[Records from a data source]
● ● ● ● ●
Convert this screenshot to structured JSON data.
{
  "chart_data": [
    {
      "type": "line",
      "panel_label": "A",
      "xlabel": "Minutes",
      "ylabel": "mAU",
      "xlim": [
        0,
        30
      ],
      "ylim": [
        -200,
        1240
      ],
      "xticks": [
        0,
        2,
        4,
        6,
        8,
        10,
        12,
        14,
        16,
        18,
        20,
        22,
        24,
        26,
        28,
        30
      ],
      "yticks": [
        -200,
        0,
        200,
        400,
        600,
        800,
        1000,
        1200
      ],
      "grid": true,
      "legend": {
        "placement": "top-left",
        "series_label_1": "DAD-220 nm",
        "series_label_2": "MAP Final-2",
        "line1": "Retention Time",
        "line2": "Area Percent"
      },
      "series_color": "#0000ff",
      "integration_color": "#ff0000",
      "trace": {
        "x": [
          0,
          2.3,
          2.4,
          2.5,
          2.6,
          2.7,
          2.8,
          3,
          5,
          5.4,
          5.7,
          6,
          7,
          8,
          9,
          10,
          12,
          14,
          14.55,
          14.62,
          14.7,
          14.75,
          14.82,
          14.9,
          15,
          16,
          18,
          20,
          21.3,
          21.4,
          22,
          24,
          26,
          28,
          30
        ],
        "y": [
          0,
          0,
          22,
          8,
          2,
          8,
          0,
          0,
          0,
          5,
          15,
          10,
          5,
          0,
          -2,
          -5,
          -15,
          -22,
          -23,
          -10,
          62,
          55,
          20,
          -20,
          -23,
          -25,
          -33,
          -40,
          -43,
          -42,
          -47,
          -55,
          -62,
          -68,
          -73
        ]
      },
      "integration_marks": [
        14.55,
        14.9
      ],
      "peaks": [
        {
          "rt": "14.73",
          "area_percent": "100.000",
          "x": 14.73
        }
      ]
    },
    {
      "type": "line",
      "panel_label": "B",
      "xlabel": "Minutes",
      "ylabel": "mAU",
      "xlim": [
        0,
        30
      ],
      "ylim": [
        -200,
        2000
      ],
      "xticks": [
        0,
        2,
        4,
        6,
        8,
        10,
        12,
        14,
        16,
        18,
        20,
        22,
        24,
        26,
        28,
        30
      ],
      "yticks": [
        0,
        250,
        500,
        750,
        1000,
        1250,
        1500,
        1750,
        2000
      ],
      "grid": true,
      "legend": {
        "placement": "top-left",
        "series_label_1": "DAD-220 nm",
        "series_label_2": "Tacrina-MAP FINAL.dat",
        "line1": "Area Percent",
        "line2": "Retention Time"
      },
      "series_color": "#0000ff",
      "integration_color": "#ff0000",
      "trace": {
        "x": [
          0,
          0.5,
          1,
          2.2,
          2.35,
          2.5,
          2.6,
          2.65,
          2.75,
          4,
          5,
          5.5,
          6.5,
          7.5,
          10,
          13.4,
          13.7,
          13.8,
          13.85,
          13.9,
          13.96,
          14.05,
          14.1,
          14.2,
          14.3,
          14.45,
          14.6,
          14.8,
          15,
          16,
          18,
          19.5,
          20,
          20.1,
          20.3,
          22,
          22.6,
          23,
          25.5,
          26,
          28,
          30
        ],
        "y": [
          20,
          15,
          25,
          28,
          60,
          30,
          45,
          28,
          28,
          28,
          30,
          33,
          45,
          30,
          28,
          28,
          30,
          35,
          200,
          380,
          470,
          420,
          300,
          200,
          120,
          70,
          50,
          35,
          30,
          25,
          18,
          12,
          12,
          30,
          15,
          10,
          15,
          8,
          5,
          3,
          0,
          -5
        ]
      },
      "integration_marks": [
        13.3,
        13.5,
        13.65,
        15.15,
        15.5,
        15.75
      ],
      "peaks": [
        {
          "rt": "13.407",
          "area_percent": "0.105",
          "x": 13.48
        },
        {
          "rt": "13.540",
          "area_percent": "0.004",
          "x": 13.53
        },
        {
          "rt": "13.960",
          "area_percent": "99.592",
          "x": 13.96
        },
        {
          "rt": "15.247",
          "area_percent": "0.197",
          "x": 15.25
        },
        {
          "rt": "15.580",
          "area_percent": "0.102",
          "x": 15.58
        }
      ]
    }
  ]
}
● ● ● ● ●
** Given instruction **
All of the entries above should be written out again exactly.

** The solution **
Convert this screenshot to structured JSON data.
{
  "chart_data": [
    {
      "type": "line",
      "panel_label": "A",
      "xlabel": "Minutes",
      "ylabel": "mAU",
      "xlim": [
        0,
        30
      ],
      "ylim": [
        -200,
        1240
      ],
      "xticks": [
        0,
        2,
        4,
        6,
        8,
        10,
        12,
        14,
        16,
        18,
        20,
        22,
        24,
        26,
        28,
        30
      ],
      "yticks": [
        -200,
        0,
        200,
        400,
        600,
        800,
        1000,
        1200
      ],
      "grid": true,
      "legend": {
        "placement": "top-left",
        "series_label_1": "DAD-220 nm",
        "series_label_2": "MAP Final-2",
        "line1": "Retention Time",
        "line2": "Area Percent"
      },
      "series_color": "#0000ff",
      "integration_color": "#ff0000",
      "trace": {
        "x": [
          0,
          2.3,
          2.4,
          2.5,
          2.6,
          2.7,
          2.8,
          3,
          5,
          5.4,
          5.7,
          6,
          7,
          8,
          9,
          10,
          12,
          14,
          14.55,
          14.62,
          14.7,
          14.75,
          14.82,
          14.9,
          15,
          16,
          18,
          20,
          21.3,
          21.4,
          22,
          24,
          26,
          28,
          30
        ],
        "y": [
          0,
          0,
          22,
          8,
          2,
          8,
          0,
          0,
          0,
          5,
          15,
          10,
          5,
          0,
          -2,
          -5,
          -15,
          -22,
          -23,
          -10,
          62,
          55,
          20,
          -20,
          -23,
          -25,
          -33,
          -40,
          -43,
          -42,
          -47,
          -55,
          -62,
          -68,
          -73
        ]
      },
      "integration_marks": [
        14.55,
        14.9
      ],
      "peaks": [
        {
          "rt": "14.73",
          "area_percent": "100.000",
          "x": 14.73
        }
      ]
    },
    {
      "type": "line",
      "panel_label": "B",
      "xlabel": "Minutes",
      "ylabel": "mAU",
      "xlim": [
        0,
        30
      ],
      "ylim": [
        -200,
        2000
      ],
      "xticks": [
        0,
        2,
        4,
        6,
        8,
        10,
        12,
        14,
        16,
        18,
        20,
        22,
        24,
        26,
        28,
        30
      ],
      "yticks": [
        0,
        250,
        500,
        750,
        1000,
        1250,
        1500,
        1750,
        2000
      ],
      "grid": true,
      "legend": {
        "placement": "top-left",
        "series_label_1": "DAD-220 nm",
        "series_label_2": "Tacrina-MAP FINAL.dat",
        "line1": "Area Percent",
        "line2": "Retention Time"
      },
      "series_color": "#0000ff",
      "integration_color": "#ff0000",
      "trace": {
        "x": [
          0,
          0.5,
          1,
          2.2,
          2.35,
          2.5,
          2.6,
          2.65,
          2.75,
          4,
          5,
          5.5,
          6.5,
          7.5,
          10,
          13.4,
          13.7,
          13.8,
          13.85,
          13.9,
          13.96,
          14.05,
          14.1,
          14.2,
          14.3,
          14.45,
          14.6,
          14.8,
          15,
          16,
          18,
          19.5,
          20,
          20.1,
          20.3,
          22,
          22.6,
          23,
          25.5,
          26,
          28,
          30
        ],
        "y": [
          20,
          15,
          25,
          28,
          60,
          30,
          45,
          28,
          28,
          28,
          30,
          33,
          45,
          30,
          28,
          28,
          30,
          35,
          200,
          380,
          470,
          420,
          300,
          200,
          120,
          70,
          50,
          35,
          30,
          25,
          18,
          12,
          12,
          30,
          15,
          10,
          15,
          8,
          5,
          3,
          0,
          -5
        ]
      },
      "integration_marks": [
        13.3,
        13.5,
        13.65,
        15.15,
        15.5,
        15.75
      ],
      "peaks": [
        {
          "rt": "13.407",
          "area_percent": "0.105",
          "x": 13.48
        },
        {
          "rt": "13.540",
          "area_percent": "0.004",
          "x": 13.53
        },
        {
          "rt": "13.960",
          "area_percent": "99.592",
          "x": 13.96
        },
        {
          "rt": "15.247",
          "area_percent": "0.197",
          "x": 15.25
        },
        {
          "rt": "15.580",
          "area_percent": "0.102",
          "x": 15.58
        }
      ]
    }
  ]
}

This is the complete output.